Count how many lines below contain the word "printme", then give that number alone.

--- Start Extracted information ---

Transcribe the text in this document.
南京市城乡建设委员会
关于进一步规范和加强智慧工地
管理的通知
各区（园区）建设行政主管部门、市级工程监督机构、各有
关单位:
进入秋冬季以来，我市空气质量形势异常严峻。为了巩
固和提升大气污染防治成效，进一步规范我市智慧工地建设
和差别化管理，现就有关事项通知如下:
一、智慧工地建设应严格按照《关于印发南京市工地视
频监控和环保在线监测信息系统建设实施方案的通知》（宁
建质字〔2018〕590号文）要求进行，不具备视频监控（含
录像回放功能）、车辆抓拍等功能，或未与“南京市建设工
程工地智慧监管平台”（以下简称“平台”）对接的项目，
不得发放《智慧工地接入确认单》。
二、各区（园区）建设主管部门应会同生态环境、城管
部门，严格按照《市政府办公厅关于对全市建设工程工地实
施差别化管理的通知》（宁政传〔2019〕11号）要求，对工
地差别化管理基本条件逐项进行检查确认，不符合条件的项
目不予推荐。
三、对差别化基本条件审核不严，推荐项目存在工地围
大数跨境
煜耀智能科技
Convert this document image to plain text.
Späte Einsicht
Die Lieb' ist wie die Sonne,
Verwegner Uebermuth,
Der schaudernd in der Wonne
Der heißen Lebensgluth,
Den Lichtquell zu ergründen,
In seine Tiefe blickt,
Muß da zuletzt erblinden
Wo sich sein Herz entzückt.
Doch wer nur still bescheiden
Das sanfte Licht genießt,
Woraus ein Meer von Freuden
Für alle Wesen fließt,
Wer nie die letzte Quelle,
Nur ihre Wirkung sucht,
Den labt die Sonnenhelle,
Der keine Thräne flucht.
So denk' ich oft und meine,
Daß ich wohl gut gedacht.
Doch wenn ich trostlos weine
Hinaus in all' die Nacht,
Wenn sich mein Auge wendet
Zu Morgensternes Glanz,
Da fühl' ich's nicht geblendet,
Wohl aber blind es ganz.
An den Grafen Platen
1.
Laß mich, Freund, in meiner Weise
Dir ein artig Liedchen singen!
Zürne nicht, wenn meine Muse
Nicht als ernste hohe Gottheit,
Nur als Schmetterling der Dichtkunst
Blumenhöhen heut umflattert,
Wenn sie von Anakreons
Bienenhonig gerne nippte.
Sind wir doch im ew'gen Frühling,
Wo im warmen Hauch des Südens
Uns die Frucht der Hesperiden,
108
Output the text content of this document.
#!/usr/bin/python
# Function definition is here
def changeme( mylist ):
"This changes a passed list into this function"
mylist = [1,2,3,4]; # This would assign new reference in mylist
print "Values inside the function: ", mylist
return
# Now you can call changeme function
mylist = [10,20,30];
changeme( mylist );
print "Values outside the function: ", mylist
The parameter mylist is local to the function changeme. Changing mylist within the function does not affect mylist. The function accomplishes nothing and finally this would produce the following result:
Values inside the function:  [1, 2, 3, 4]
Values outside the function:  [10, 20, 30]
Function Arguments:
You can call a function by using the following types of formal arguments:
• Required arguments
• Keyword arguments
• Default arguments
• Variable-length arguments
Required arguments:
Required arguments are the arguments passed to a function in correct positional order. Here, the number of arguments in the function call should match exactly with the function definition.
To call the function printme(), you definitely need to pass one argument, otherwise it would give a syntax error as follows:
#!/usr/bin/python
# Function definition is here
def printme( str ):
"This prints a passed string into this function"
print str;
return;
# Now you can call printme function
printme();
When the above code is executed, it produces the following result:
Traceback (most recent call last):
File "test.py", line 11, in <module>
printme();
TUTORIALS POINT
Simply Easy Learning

--- End Extracted information ---

▶ Written answer
5